Figure record extracts:
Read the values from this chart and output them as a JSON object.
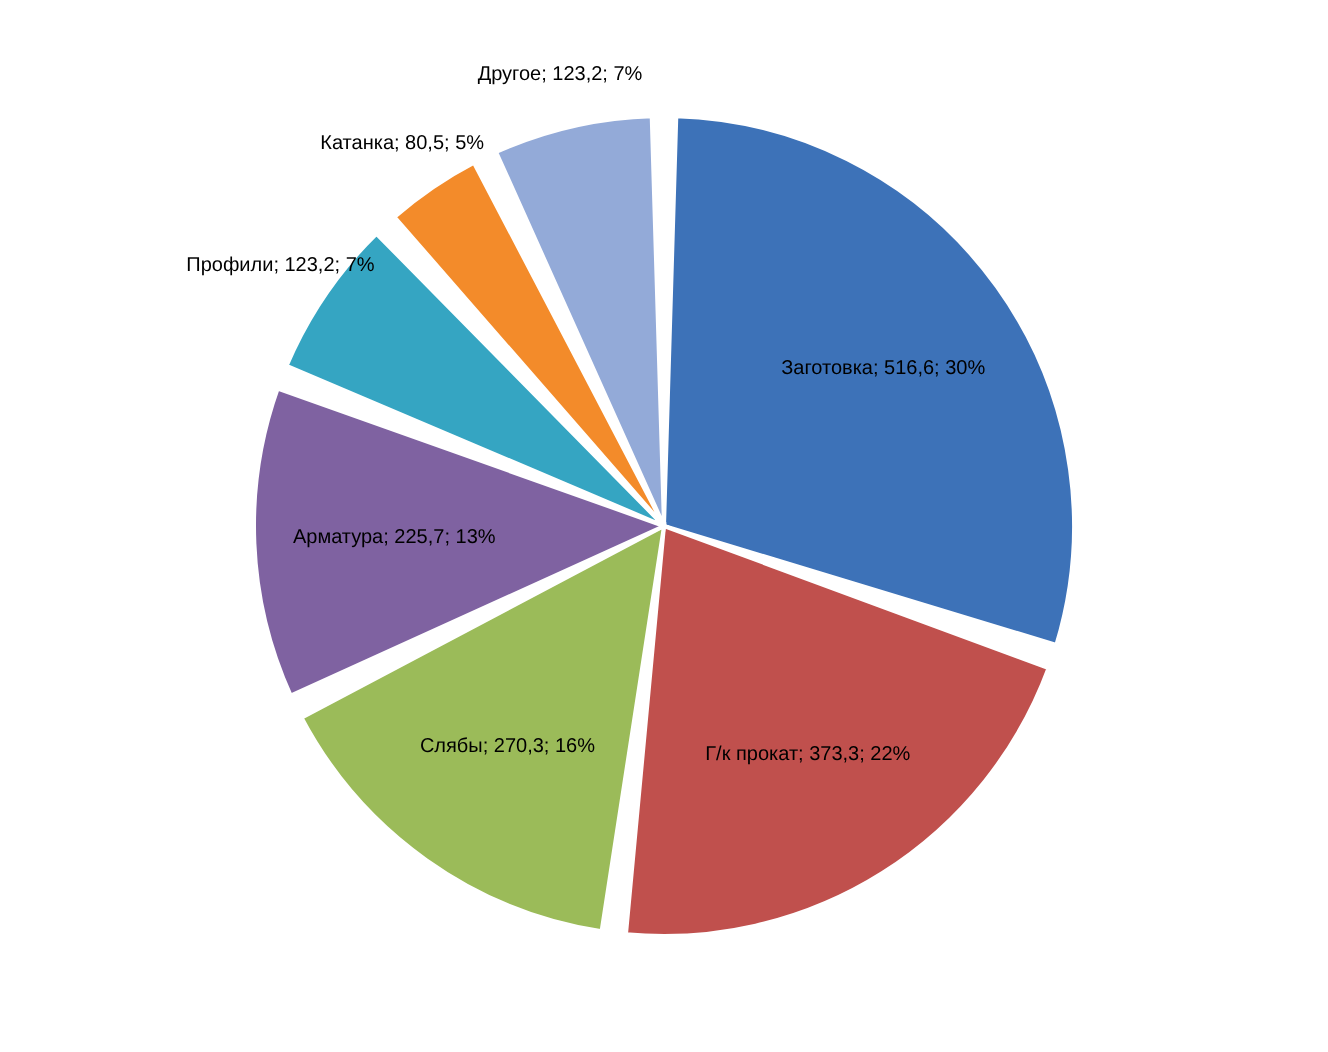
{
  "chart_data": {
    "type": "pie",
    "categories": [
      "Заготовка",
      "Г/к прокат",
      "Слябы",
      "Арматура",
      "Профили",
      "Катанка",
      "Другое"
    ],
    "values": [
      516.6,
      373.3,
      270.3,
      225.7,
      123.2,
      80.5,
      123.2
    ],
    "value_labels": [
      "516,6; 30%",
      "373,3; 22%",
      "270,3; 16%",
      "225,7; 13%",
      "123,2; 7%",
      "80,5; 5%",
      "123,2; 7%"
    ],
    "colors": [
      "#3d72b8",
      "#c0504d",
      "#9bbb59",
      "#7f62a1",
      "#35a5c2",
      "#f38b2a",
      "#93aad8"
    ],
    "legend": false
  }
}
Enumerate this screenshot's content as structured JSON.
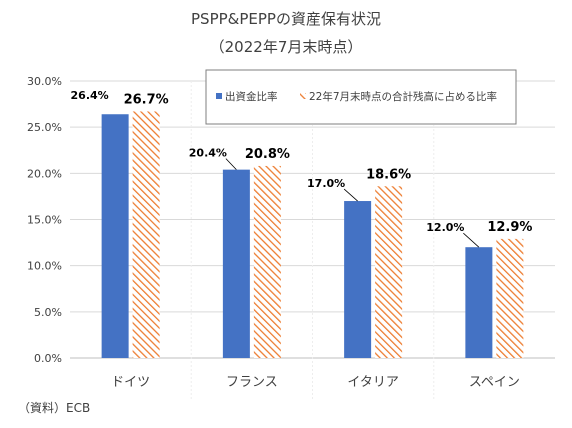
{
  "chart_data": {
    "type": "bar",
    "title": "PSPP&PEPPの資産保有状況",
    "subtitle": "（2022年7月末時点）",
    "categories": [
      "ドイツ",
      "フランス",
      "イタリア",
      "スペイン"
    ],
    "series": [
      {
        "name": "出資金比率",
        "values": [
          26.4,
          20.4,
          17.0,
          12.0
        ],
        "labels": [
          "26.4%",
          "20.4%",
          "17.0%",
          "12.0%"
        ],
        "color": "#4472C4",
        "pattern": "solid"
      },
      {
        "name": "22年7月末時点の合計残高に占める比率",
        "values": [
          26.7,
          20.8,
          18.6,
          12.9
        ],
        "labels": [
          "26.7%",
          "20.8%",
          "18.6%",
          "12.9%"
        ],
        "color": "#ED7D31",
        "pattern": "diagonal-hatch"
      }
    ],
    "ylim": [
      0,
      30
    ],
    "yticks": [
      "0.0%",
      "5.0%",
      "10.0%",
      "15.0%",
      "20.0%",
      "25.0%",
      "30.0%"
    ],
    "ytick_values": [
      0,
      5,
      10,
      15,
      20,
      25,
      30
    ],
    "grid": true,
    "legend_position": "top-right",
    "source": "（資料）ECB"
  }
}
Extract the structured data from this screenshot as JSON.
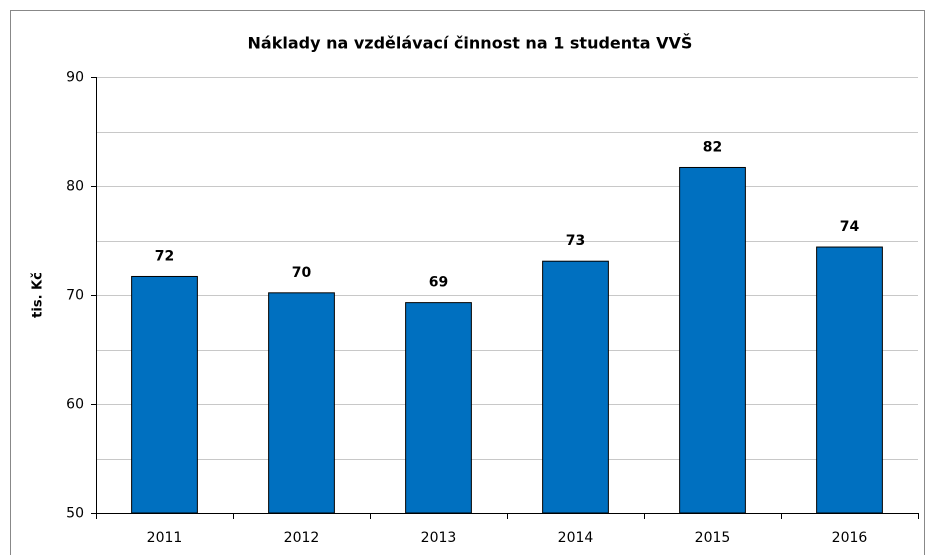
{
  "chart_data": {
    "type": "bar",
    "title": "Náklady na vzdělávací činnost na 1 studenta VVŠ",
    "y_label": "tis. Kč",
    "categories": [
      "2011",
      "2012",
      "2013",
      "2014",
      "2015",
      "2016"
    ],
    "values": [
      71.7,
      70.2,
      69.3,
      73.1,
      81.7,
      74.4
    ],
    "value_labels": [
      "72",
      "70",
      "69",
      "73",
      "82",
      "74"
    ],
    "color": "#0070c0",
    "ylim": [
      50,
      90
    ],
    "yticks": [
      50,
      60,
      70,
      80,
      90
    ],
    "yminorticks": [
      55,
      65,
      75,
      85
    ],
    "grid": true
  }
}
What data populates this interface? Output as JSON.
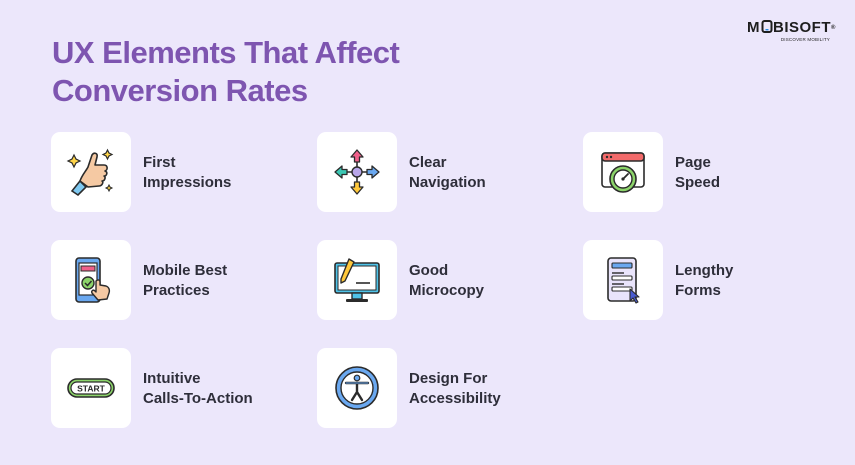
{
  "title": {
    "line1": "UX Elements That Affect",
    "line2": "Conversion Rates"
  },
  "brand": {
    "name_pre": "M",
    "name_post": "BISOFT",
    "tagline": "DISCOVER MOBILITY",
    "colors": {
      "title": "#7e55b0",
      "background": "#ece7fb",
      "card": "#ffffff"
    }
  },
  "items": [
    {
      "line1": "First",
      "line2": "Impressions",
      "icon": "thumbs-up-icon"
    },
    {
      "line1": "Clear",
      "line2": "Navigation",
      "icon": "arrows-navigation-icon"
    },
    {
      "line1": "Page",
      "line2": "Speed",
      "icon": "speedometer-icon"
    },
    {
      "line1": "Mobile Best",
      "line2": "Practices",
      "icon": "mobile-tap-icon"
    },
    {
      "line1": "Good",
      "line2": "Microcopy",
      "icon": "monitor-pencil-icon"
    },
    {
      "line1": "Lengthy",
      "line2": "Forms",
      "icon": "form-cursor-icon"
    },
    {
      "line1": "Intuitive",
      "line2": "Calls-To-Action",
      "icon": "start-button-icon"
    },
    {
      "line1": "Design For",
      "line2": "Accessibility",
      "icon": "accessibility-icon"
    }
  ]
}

YOUR TASK:
Each line in the records above should be reproduced exactly; images are not copied.

EXERCISE RESPONSE:
Read the values from this chart and output them as a JSON object.
{
  "chart_data": {
    "type": "pie",
    "categories": [
      "Заготовка",
      "Г/к прокат",
      "Слябы",
      "Арматура",
      "Профили",
      "Катанка",
      "Другое"
    ],
    "values": [
      516.6,
      373.3,
      270.3,
      225.7,
      123.2,
      80.5,
      123.2
    ],
    "value_labels": [
      "516,6; 30%",
      "373,3; 22%",
      "270,3; 16%",
      "225,7; 13%",
      "123,2; 7%",
      "80,5; 5%",
      "123,2; 7%"
    ],
    "colors": [
      "#3d72b8",
      "#c0504d",
      "#9bbb59",
      "#7f62a1",
      "#35a5c2",
      "#f38b2a",
      "#93aad8"
    ],
    "legend": false
  }
}
Enumerate this screenshot's content as structured JSON.
{
  "chart_data": {
    "type": "bar",
    "title": "PSPP&PEPPの資産保有状況",
    "subtitle": "（2022年7月末時点）",
    "categories": [
      "ドイツ",
      "フランス",
      "イタリア",
      "スペイン"
    ],
    "series": [
      {
        "name": "出資金比率",
        "values": [
          26.4,
          20.4,
          17.0,
          12.0
        ],
        "labels": [
          "26.4%",
          "20.4%",
          "17.0%",
          "12.0%"
        ],
        "color": "#4472C4",
        "pattern": "solid"
      },
      {
        "name": "22年7月末時点の合計残高に占める比率",
        "values": [
          26.7,
          20.8,
          18.6,
          12.9
        ],
        "labels": [
          "26.7%",
          "20.8%",
          "18.6%",
          "12.9%"
        ],
        "color": "#ED7D31",
        "pattern": "diagonal-hatch"
      }
    ],
    "ylim": [
      0,
      30
    ],
    "yticks": [
      "0.0%",
      "5.0%",
      "10.0%",
      "15.0%",
      "20.0%",
      "25.0%",
      "30.0%"
    ],
    "ytick_values": [
      0,
      5,
      10,
      15,
      20,
      25,
      30
    ],
    "grid": true,
    "legend_position": "top-right",
    "source": "（資料）ECB"
  }
}
Extract the structured data from this screenshot as JSON.
{
  "chart_data": {
    "type": "bar",
    "title": "Náklady na vzdělávací činnost na 1 studenta VVŠ",
    "y_label": "tis. Kč",
    "categories": [
      "2011",
      "2012",
      "2013",
      "2014",
      "2015",
      "2016"
    ],
    "values": [
      71.7,
      70.2,
      69.3,
      73.1,
      81.7,
      74.4
    ],
    "value_labels": [
      "72",
      "70",
      "69",
      "73",
      "82",
      "74"
    ],
    "color": "#0070c0",
    "ylim": [
      50,
      90
    ],
    "yticks": [
      50,
      60,
      70,
      80,
      90
    ],
    "yminorticks": [
      55,
      65,
      75,
      85
    ],
    "grid": true
  }
}
What data populates this interface? Output as JSON.
{
  "title": {
    "line1": "UX Elements That Affect",
    "line2": "Conversion Rates"
  },
  "brand": {
    "name_pre": "M",
    "name_post": "BISOFT",
    "tagline": "DISCOVER MOBILITY",
    "colors": {
      "title": "#7e55b0",
      "background": "#ece7fb",
      "card": "#ffffff"
    }
  },
  "items": [
    {
      "line1": "First",
      "line2": "Impressions",
      "icon": "thumbs-up-icon"
    },
    {
      "line1": "Clear",
      "line2": "Navigation",
      "icon": "arrows-navigation-icon"
    },
    {
      "line1": "Page",
      "line2": "Speed",
      "icon": "speedometer-icon"
    },
    {
      "line1": "Mobile Best",
      "line2": "Practices",
      "icon": "mobile-tap-icon"
    },
    {
      "line1": "Good",
      "line2": "Microcopy",
      "icon": "monitor-pencil-icon"
    },
    {
      "line1": "Lengthy",
      "line2": "Forms",
      "icon": "form-cursor-icon"
    },
    {
      "line1": "Intuitive",
      "line2": "Calls-To-Action",
      "icon": "start-button-icon"
    },
    {
      "line1": "Design For",
      "line2": "Accessibility",
      "icon": "accessibility-icon"
    }
  ]
}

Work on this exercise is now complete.